▸ Your task: Copy each line that contains the word "this".

Records from a data source:
****************
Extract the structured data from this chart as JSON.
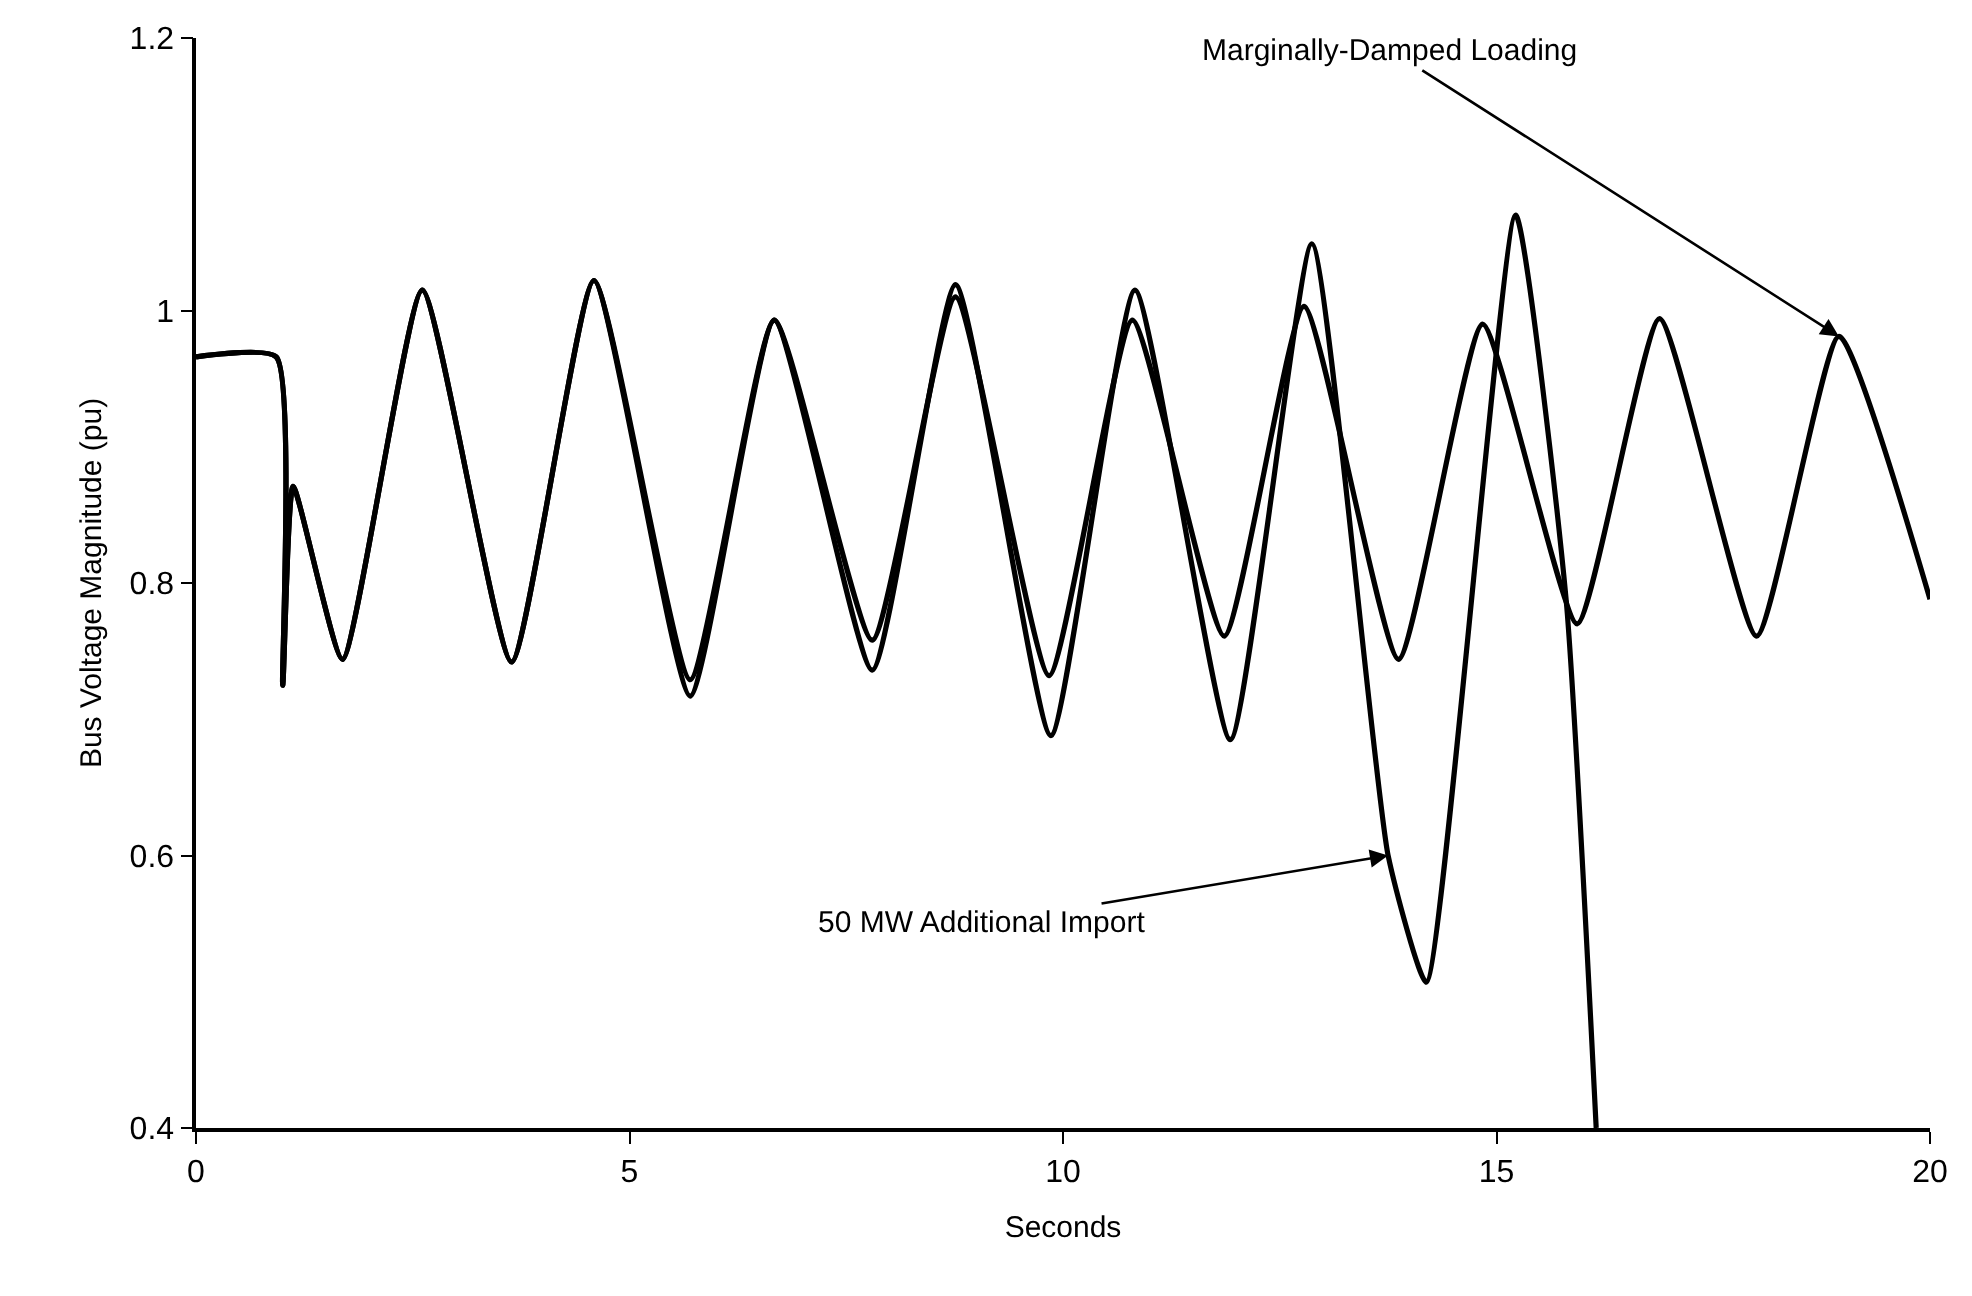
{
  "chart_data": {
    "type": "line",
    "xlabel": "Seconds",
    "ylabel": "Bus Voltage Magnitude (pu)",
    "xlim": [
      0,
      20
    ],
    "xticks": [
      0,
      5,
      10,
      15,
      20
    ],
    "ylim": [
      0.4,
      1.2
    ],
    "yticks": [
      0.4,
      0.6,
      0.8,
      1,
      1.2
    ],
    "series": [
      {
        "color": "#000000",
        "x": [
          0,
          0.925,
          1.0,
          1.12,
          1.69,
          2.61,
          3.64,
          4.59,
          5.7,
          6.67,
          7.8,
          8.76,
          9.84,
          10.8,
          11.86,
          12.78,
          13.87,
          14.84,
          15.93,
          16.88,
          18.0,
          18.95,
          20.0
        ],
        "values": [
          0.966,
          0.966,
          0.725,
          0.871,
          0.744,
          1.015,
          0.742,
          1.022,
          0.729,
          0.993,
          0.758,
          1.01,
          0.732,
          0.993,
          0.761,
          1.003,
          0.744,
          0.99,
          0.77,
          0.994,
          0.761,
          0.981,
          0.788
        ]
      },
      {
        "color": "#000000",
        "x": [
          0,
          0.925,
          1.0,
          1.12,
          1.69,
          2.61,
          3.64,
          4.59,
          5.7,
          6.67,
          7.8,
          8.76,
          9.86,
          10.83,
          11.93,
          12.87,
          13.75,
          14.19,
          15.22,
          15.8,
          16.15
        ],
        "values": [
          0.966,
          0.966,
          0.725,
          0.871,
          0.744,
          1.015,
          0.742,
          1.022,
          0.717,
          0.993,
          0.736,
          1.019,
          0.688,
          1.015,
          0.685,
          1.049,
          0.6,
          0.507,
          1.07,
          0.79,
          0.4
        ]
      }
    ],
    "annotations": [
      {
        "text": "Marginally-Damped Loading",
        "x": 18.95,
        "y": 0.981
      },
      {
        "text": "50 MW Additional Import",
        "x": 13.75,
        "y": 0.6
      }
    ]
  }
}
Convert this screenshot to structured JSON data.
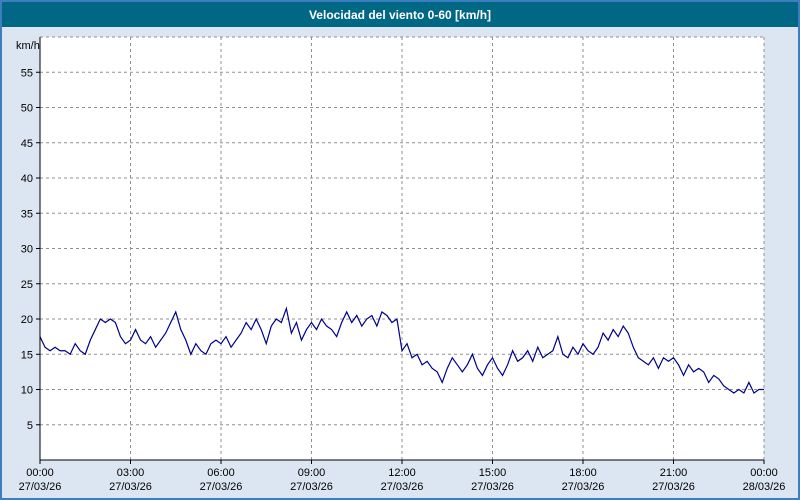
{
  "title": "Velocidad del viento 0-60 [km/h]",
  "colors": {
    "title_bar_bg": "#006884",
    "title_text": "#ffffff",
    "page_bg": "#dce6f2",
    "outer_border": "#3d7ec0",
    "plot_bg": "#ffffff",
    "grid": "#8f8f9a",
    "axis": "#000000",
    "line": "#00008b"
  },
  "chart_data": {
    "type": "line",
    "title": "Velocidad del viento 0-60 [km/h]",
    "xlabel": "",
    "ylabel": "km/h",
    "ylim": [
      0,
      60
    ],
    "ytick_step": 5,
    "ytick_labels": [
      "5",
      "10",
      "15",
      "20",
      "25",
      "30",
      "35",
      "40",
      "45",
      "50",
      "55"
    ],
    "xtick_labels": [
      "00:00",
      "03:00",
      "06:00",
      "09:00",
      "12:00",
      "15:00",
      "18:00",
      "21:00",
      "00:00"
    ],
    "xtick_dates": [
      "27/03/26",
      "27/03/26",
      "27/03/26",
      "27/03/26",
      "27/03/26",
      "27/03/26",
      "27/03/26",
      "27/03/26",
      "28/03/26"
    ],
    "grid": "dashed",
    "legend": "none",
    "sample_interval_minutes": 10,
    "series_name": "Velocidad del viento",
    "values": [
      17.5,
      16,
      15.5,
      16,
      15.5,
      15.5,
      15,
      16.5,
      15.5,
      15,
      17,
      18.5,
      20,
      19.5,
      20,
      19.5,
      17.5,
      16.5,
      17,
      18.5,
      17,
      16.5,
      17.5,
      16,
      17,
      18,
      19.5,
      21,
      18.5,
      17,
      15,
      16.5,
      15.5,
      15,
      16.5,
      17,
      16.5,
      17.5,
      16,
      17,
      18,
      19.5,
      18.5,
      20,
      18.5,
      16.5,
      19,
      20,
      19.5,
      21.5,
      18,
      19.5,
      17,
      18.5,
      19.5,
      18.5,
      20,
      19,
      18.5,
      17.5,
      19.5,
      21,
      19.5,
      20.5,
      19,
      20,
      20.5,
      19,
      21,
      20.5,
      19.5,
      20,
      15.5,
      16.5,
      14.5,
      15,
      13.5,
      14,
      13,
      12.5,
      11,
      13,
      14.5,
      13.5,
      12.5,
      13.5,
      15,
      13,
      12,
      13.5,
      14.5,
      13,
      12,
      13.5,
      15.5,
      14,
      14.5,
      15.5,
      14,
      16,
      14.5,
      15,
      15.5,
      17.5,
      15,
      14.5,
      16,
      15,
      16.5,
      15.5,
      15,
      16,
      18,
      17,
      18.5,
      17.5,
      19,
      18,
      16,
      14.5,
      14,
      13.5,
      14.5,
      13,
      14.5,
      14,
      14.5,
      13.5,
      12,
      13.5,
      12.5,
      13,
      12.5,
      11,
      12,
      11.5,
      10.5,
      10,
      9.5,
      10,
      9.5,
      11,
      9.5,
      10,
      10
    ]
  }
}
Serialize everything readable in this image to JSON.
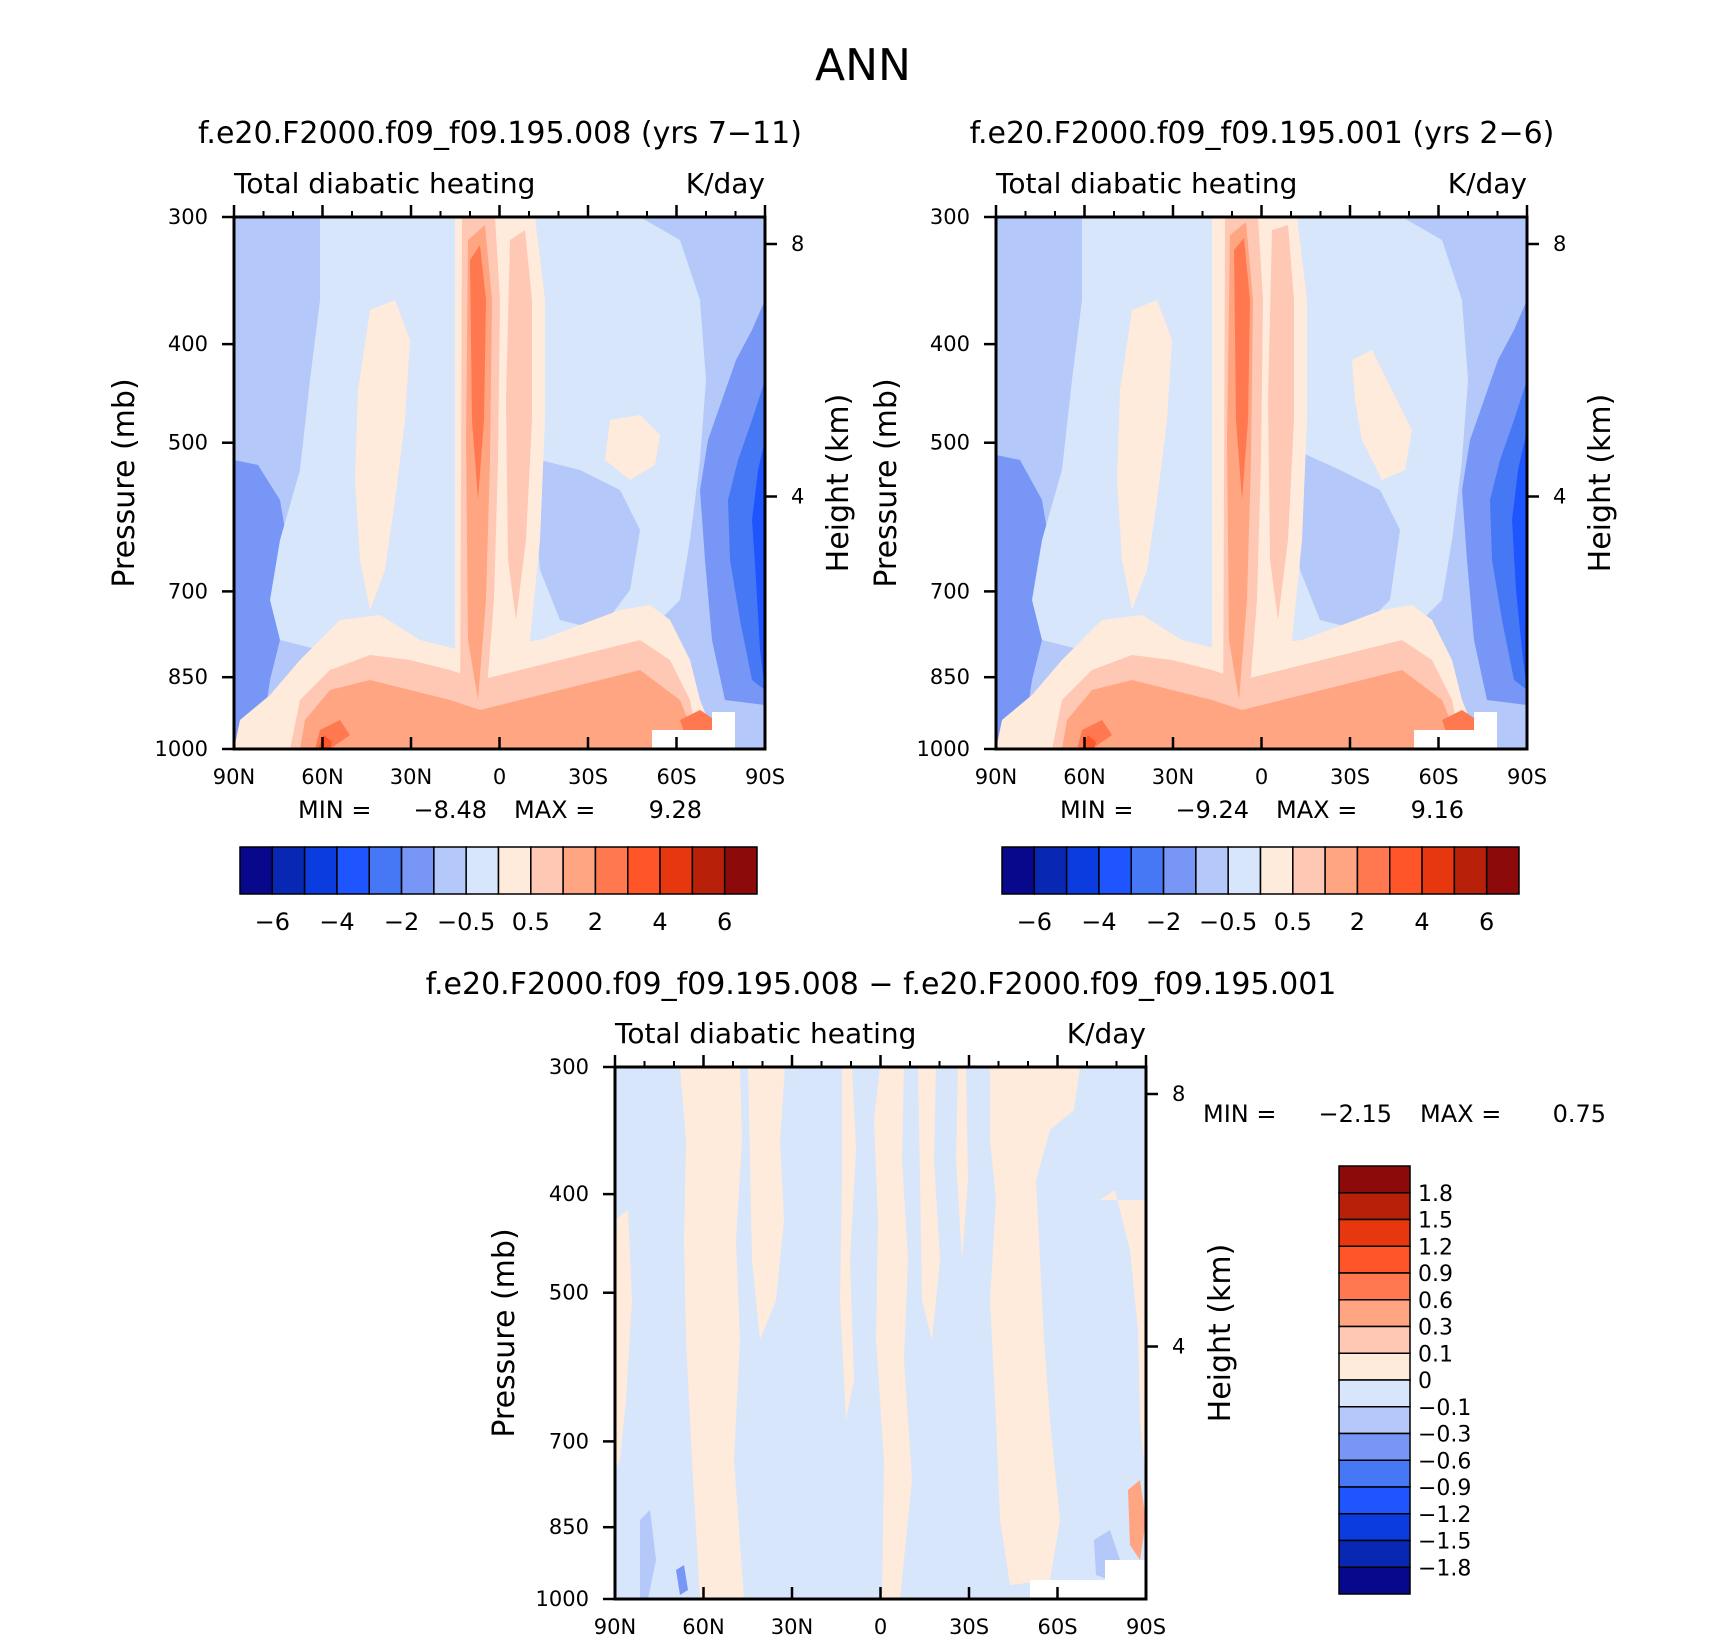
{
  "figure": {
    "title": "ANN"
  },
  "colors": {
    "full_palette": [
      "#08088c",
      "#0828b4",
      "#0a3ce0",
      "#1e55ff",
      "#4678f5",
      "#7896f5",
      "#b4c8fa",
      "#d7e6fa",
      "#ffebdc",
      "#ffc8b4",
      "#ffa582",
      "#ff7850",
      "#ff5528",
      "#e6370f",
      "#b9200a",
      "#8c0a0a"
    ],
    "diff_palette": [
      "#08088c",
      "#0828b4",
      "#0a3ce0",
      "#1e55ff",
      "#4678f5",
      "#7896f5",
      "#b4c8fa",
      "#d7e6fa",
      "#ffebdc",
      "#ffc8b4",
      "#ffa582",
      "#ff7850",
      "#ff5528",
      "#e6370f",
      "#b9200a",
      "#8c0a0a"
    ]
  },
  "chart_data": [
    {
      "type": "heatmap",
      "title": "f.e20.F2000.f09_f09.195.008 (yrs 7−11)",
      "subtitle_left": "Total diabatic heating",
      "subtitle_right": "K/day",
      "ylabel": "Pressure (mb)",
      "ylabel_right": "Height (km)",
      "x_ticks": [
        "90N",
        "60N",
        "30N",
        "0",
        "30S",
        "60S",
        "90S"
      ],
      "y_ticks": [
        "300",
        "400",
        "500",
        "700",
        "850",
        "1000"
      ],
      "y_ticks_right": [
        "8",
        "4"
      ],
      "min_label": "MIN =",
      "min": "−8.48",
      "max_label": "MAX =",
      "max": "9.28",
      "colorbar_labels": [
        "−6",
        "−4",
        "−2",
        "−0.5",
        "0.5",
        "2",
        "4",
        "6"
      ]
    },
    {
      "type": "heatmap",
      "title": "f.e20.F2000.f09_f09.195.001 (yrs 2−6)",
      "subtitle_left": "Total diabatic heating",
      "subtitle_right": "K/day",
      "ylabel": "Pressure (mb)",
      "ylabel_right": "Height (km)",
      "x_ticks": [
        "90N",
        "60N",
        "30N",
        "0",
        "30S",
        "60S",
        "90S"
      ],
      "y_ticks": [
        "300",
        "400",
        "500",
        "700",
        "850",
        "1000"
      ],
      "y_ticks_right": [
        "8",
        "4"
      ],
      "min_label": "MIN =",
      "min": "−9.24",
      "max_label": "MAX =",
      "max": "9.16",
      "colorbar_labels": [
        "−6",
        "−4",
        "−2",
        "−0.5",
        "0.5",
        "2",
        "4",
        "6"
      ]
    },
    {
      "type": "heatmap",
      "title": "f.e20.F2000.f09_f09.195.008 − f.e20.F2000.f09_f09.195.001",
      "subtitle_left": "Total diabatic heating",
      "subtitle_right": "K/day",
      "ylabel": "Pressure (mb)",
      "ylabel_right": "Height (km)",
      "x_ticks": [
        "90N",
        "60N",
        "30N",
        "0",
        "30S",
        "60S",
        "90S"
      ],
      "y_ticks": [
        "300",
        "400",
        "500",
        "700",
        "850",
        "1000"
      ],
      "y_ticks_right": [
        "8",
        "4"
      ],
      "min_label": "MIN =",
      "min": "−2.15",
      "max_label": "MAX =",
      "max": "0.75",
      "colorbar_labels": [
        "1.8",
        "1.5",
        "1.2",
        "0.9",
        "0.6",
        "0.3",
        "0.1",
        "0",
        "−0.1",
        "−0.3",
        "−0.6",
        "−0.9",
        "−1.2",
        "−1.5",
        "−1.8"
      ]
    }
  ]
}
****************
▸ Answer to the problem:
Extract the structured data from this chart as JSON.
Convert this screenshot to structured JSON data.
Serialize everything readable in this image to JSON.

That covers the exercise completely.